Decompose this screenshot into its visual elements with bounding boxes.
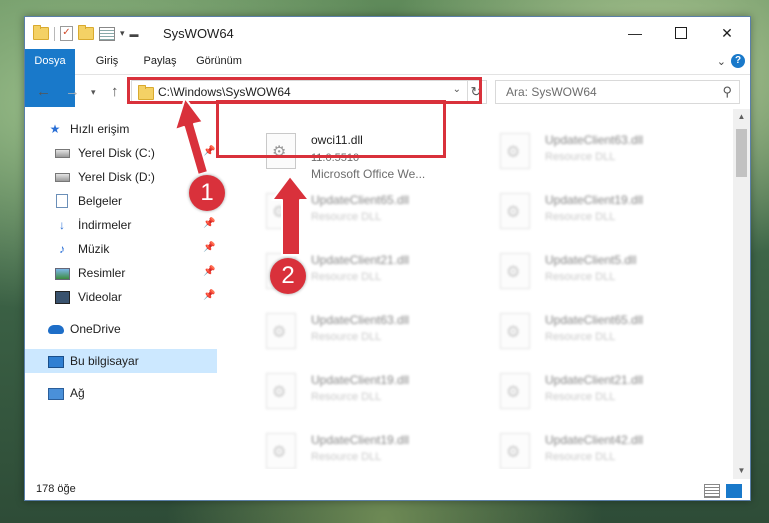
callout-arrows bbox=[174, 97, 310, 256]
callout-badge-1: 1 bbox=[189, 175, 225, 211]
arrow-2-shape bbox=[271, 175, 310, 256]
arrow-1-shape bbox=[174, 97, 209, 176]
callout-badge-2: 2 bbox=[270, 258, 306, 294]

__________

:: Exercise aim ::
Convert the records above into a JSON list of strings with one string per line, skipping blank lines and leaving out the pictures.

:: Exercise solution ::
[
  "Decompose this screenshot into its visual elements with bounding boxes.",
  "callout-arrows bbox=[174, 97, 310, 256]",
  "callout-badge-1: 1 bbox=[189, 175, 225, 211]",
  "arrow-2-shape bbox=[271, 175, 310, 256]",
  "arrow-1-shape bbox=[174, 97, 209, 176]",
  "callout-badge-2: 2 bbox=[270, 258, 306, 294]"
]